--- start of Records for this task ---
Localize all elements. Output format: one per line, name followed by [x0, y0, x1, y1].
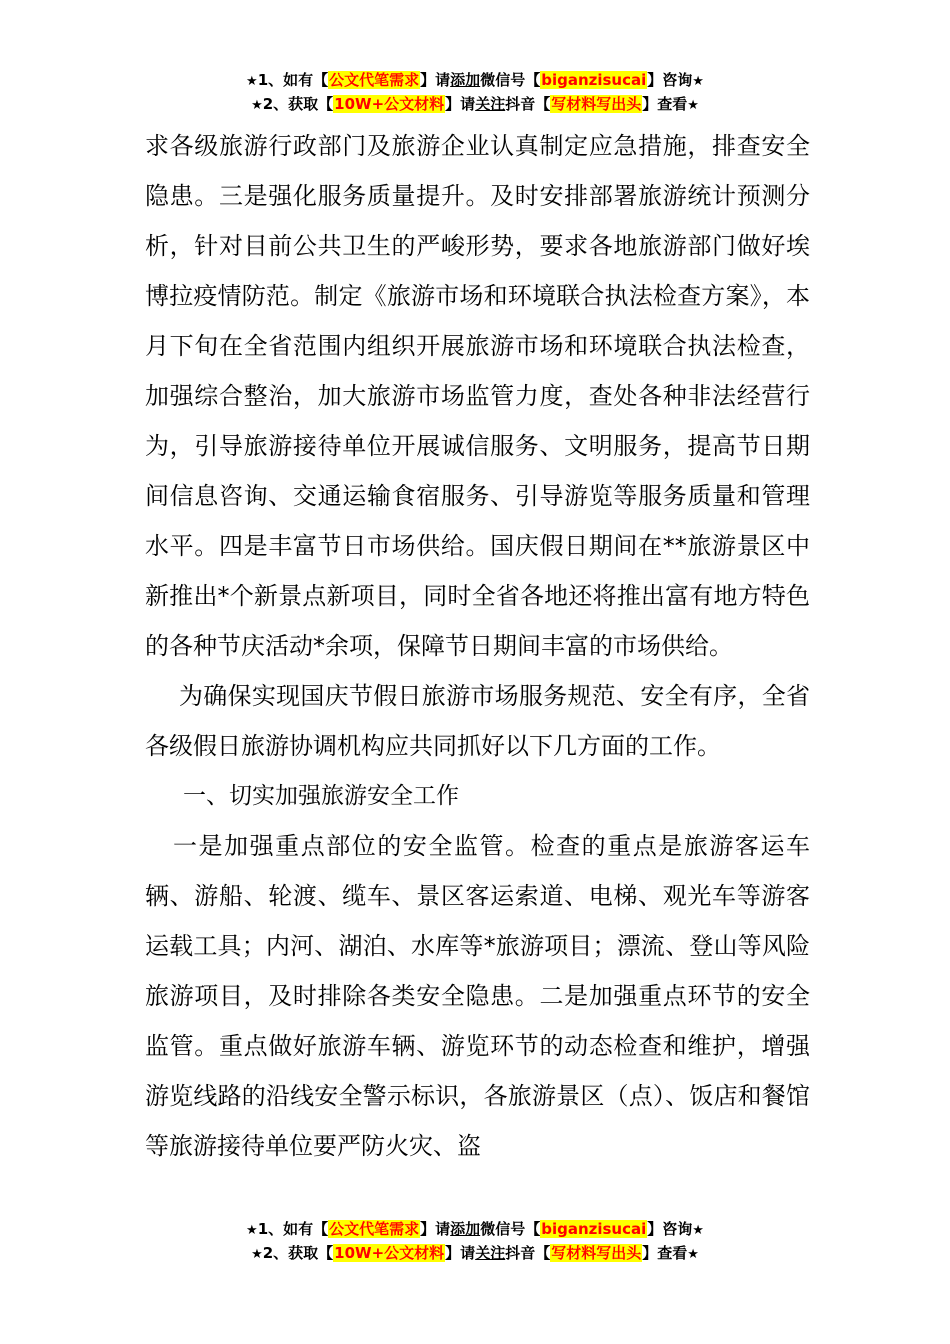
star-icon: ★ [687, 1247, 699, 1262]
banner-text: 2、获取【 [262, 95, 334, 113]
star-icon: ★ [692, 74, 704, 89]
highlight-douyin: 写材料写出头 [551, 95, 642, 113]
banner-text: 】请 [420, 71, 451, 89]
banner-text: 】请 [445, 1244, 476, 1262]
banner-text: 抖音【 [505, 95, 551, 113]
banner-text: 微信号【 [480, 71, 541, 89]
banner-text: 抖音【 [505, 1244, 551, 1262]
underlined-text: 关注 [475, 95, 506, 113]
underlined-text: 添加 [450, 1220, 481, 1238]
star-icon: ★ [246, 74, 258, 89]
star-icon: ★ [692, 1223, 704, 1238]
underlined-text: 添加 [450, 71, 481, 89]
banner-text: 】请 [445, 95, 476, 113]
highlight-service: 公文代笔需求 [329, 1220, 420, 1238]
star-icon: ★ [687, 98, 699, 113]
banner-line-2 [0, 93, 950, 117]
highlight-douyin: 写材料写出头 [551, 1244, 642, 1262]
underlined-text: 关注 [475, 1244, 506, 1262]
star-icon: ★ [246, 1223, 258, 1238]
banner-text: 】查看 [642, 95, 688, 113]
banner-text: 1、如有【 [257, 1220, 329, 1238]
highlight-materials: 10W+公文材料 [334, 95, 445, 113]
highlight-wechat-id: biganzisucai [541, 1220, 647, 1238]
banner-text: 1、如有【 [257, 71, 329, 89]
banner-line-1 [0, 1218, 950, 1242]
star-icon: ★ [251, 98, 263, 113]
star-icon: ★ [251, 1247, 263, 1262]
section-heading-1: 一、切实加强旅游安全工作 [183, 783, 459, 809]
banner-text: 2、获取【 [262, 1244, 334, 1262]
paragraph-3: 一是加强重点部位的安全监管。检查的重点是旅游客运车辆、游船、轮渡、缆车、景区客运索道、电梯、观光车等游客运载工具；内河、湖泊、水库等*旅游项目；漂流、登山等风险旅游项目，及时排除各类安全隐患。二是加强重点环节的安全监管。重点做好旅游车辆、游览环节的动态检查和维护，增强游览线路的沿线安全警示标识，各旅游景区（点）、饭店和餐馆等旅游接待单位要严防火灾、盗 [145, 832, 810, 1160]
banner-text: 】咨询 [647, 1220, 693, 1238]
banner-line-2 [0, 1242, 950, 1266]
footer-banner [0, 1218, 950, 1266]
banner-line-1 [0, 69, 950, 93]
banner-text: 】请 [420, 1220, 451, 1238]
highlight-materials: 10W+公文材料 [334, 1244, 445, 1262]
document-body [145, 121, 810, 1171]
banner-text: 】查看 [642, 1244, 688, 1262]
banner-text: 】咨询 [647, 71, 693, 89]
header-banner [0, 69, 950, 117]
paragraph-2: 为确保实现国庆节假日旅游市场服务规范、安全有序，全省各级假日旅游协调机构应共同抓好以下几方面的工作。 [145, 682, 810, 760]
banner-text: 微信号【 [480, 1220, 541, 1238]
highlight-service: 公文代笔需求 [329, 71, 420, 89]
paragraph-1: 求各级旅游行政部门及旅游企业认真制定应急措施，排查安全隐患。三是强化服务质量提升。及时安排部署旅游统计预测分析，针对目前公共卫生的严峻形势，要求各地旅游部门做好埃博拉疫情防范。制定《旅游市场和环境联合执法检查方案》，本月下旬在全省范围内组织开展旅游市场和环境联合执法检查，加强综合整治，加大旅游市场监管力度，查处各种非法经营行为，引导旅游接待单位开展诚信服务、文明服务，提高节日期间信息咨询、交通运输食宿服务、引导游览等服务质量和管理水平。四是丰富节日市场供给。国庆假日期间在**旅游景区中新推出*个新景点新项目，同时全省各地还将推出富有地方特色的各种节庆活动*余项，保障节日期间丰富的市场供给。 [145, 132, 810, 660]
highlight-wechat-id: biganzisucai [541, 71, 647, 89]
--- end of Records for this task ---
Aim of the exercise. Reproduce the lines from the one containing "star-icon: ★ [687, 1247, 699, 1262]" down to the one containing "star-icon: ★ [246, 1223, 258, 1238]", with both end lines included.

Exercise response.
star-icon: ★ [687, 1247, 699, 1262]
banner-text: 2、获取【 [262, 95, 334, 113]
star-icon: ★ [692, 74, 704, 89]
highlight-douyin: 写材料写出头 [551, 95, 642, 113]
banner-text: 】请 [420, 71, 451, 89]
banner-text: 】请 [445, 1244, 476, 1262]
banner-text: 抖音【 [505, 95, 551, 113]
banner-text: 微信号【 [480, 71, 541, 89]
banner-text: 抖音【 [505, 1244, 551, 1262]
underlined-text: 关注 [475, 95, 506, 113]
underlined-text: 添加 [450, 1220, 481, 1238]
star-icon: ★ [246, 74, 258, 89]
star-icon: ★ [692, 1223, 704, 1238]
underlined-text: 添加 [450, 71, 481, 89]
banner-text: 】请 [445, 95, 476, 113]
highlight-service: 公文代笔需求 [329, 1220, 420, 1238]
star-icon: ★ [687, 98, 699, 113]
banner-line-2 [0, 93, 950, 117]
highlight-douyin: 写材料写出头 [551, 1244, 642, 1262]
underlined-text: 关注 [475, 1244, 506, 1262]
star-icon: ★ [246, 1223, 258, 1238]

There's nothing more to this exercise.